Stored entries
** begin **
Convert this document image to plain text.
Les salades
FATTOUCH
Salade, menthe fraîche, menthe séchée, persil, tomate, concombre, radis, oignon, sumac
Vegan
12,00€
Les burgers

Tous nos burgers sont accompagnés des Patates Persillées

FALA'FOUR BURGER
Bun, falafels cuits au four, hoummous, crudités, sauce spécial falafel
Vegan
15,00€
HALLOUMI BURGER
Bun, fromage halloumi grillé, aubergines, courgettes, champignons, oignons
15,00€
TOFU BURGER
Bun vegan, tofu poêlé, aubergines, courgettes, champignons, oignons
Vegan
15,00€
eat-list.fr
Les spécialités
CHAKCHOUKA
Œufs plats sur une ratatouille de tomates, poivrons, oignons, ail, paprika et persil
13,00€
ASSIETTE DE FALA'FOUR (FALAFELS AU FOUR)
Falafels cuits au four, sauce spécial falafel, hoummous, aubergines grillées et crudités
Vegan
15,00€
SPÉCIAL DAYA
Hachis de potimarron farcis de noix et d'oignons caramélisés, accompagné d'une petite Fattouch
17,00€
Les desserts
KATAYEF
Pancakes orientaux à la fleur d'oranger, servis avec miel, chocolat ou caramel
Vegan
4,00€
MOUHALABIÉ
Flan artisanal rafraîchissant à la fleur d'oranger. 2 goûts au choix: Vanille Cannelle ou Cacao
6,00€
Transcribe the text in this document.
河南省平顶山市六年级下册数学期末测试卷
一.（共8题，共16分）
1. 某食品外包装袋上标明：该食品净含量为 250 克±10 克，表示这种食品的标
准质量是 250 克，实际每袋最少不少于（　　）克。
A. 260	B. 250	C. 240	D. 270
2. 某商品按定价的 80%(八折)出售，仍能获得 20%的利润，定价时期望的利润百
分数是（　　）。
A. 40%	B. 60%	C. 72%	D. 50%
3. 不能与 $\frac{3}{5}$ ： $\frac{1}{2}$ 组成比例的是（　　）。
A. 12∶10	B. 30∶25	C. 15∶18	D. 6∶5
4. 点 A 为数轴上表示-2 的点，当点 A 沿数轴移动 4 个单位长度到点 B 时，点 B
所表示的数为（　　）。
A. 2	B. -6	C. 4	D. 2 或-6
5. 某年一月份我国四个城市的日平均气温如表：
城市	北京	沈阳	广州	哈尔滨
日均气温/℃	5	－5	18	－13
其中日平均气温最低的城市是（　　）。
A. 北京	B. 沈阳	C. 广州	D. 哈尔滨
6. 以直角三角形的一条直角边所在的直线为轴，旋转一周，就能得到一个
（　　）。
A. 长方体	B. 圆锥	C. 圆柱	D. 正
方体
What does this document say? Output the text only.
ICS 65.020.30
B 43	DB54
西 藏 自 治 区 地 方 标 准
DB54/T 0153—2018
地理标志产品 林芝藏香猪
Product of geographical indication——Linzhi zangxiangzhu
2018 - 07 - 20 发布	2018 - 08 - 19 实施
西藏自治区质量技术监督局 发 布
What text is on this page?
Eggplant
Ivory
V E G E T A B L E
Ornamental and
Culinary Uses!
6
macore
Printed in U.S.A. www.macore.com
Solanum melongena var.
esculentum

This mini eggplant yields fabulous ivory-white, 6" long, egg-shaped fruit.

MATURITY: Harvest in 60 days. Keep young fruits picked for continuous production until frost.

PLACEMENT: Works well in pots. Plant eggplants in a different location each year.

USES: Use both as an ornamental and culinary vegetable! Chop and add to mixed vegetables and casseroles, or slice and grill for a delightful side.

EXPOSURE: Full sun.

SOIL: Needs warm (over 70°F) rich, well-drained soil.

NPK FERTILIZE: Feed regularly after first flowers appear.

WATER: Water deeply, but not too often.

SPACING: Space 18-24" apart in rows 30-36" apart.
** end **
Using the data above, output each line exactly.

Convert this document image to plain text.
Les salades
FATTOUCH
Salade, menthe fraîche, menthe séchée, persil, tomate, concombre, radis, oignon, sumac
Vegan
12,00€
Les burgers

Tous nos burgers sont accompagnés des Patates Persillées

FALA'FOUR BURGER
Bun, falafels cuits au four, hoummous, crudités, sauce spécial falafel
Vegan
15,00€
HALLOUMI BURGER
Bun, fromage halloumi grillé, aubergines, courgettes, champignons, oignons
15,00€
TOFU BURGER
Bun vegan, tofu poêlé, aubergines, courgettes, champignons, oignons
Vegan
15,00€
eat-list.fr
Les spécialités
CHAKCHOUKA
Œufs plats sur une ratatouille de tomates, poivrons, oignons, ail, paprika et persil
13,00€
ASSIETTE DE FALA'FOUR (FALAFELS AU FOUR)
Falafels cuits au four, sauce spécial falafel, hoummous, aubergines grillées et crudités
Vegan
15,00€
SPÉCIAL DAYA
Hachis de potimarron farcis de noix et d'oignons caramélisés, accompagné d'une petite Fattouch
17,00€
Les desserts
KATAYEF
Pancakes orientaux à la fleur d'oranger, servis avec miel, chocolat ou caramel
Vegan
4,00€
MOUHALABIÉ
Flan artisanal rafraîchissant à la fleur d'oranger. 2 goûts au choix: Vanille Cannelle ou Cacao
6,00€
Transcribe the text in this document.
河南省平顶山市六年级下册数学期末测试卷
一.（共8题，共16分）
1. 某食品外包装袋上标明：该食品净含量为 250 克±10 克，表示这种食品的标
准质量是 250 克，实际每袋最少不少于（　　）克。
A. 260	B. 250	C. 240	D. 270
2. 某商品按定价的 80%(八折)出售，仍能获得 20%的利润，定价时期望的利润百
分数是（　　）。
A. 40%	B. 60%	C. 72%	D. 50%
3. 不能与 $\frac{3}{5}$ ： $\frac{1}{2}$ 组成比例的是（　　）。
A. 12∶10	B. 30∶25	C. 15∶18	D. 6∶5
4. 点 A 为数轴上表示-2 的点，当点 A 沿数轴移动 4 个单位长度到点 B 时，点 B
所表示的数为（　　）。
A. 2	B. -6	C. 4	D. 2 或-6
5. 某年一月份我国四个城市的日平均气温如表：
城市	北京	沈阳	广州	哈尔滨
日均气温/℃	5	－5	18	－13
其中日平均气温最低的城市是（　　）。
A. 北京	B. 沈阳	C. 广州	D. 哈尔滨
6. 以直角三角形的一条直角边所在的直线为轴，旋转一周，就能得到一个
（　　）。
A. 长方体	B. 圆锥	C. 圆柱	D. 正
方体
What does this document say? Output the text only.
ICS 65.020.30
B 43	DB54
西 藏 自 治 区 地 方 标 准
DB54/T 0153—2018
地理标志产品 林芝藏香猪
Product of geographical indication——Linzhi zangxiangzhu
2018 - 07 - 20 发布	2018 - 08 - 19 实施
西藏自治区质量技术监督局 发 布
What text is on this page?
Eggplant
Ivory
V E G E T A B L E
Ornamental and
Culinary Uses!
6
macore
Printed in U.S.A. www.macore.com
Solanum melongena var.
esculentum

This mini eggplant yields fabulous ivory-white, 6" long, egg-shaped fruit.

MATURITY: Harvest in 60 days. Keep young fruits picked for continuous production until frost.

PLACEMENT: Works well in pots. Plant eggplants in a different location each year.

USES: Use both as an ornamental and culinary vegetable! Chop and add to mixed vegetables and casseroles, or slice and grill for a delightful side.

EXPOSURE: Full sun.

SOIL: Needs warm (over 70°F) rich, well-drained soil.

NPK FERTILIZE: Feed regularly after first flowers appear.

WATER: Water deeply, but not too often.

SPACING: Space 18-24" apart in rows 30-36" apart.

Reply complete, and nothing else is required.